• EXERCISE: Are you able to retype all the records below exactly?

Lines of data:
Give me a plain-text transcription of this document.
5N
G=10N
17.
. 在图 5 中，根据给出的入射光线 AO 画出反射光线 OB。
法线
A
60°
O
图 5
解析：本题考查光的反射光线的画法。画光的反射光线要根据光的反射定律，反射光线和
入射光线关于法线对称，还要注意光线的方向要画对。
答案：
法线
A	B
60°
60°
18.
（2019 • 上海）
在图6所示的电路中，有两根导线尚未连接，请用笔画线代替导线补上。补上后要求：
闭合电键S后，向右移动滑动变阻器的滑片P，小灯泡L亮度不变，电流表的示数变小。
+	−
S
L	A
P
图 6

• RESULT FOR THIS TASK:
Give me a plain-text transcription of this document.
5N
G=10N
17.
. 在图 5 中，根据给出的入射光线 AO 画出反射光线 OB。
法线
A
60°
O
图 5
解析：本题考查光的反射光线的画法。画光的反射光线要根据光的反射定律，反射光线和
入射光线关于法线对称，还要注意光线的方向要画对。
答案：
法线
A	B
60°
60°
18.
（2019 • 上海）
在图6所示的电路中，有两根导线尚未连接，请用笔画线代替导线补上。补上后要求：
闭合电键S后，向右移动滑动变阻器的滑片P，小灯泡L亮度不变，电流表的示数变小。
+	−
S
L	A
P
图 6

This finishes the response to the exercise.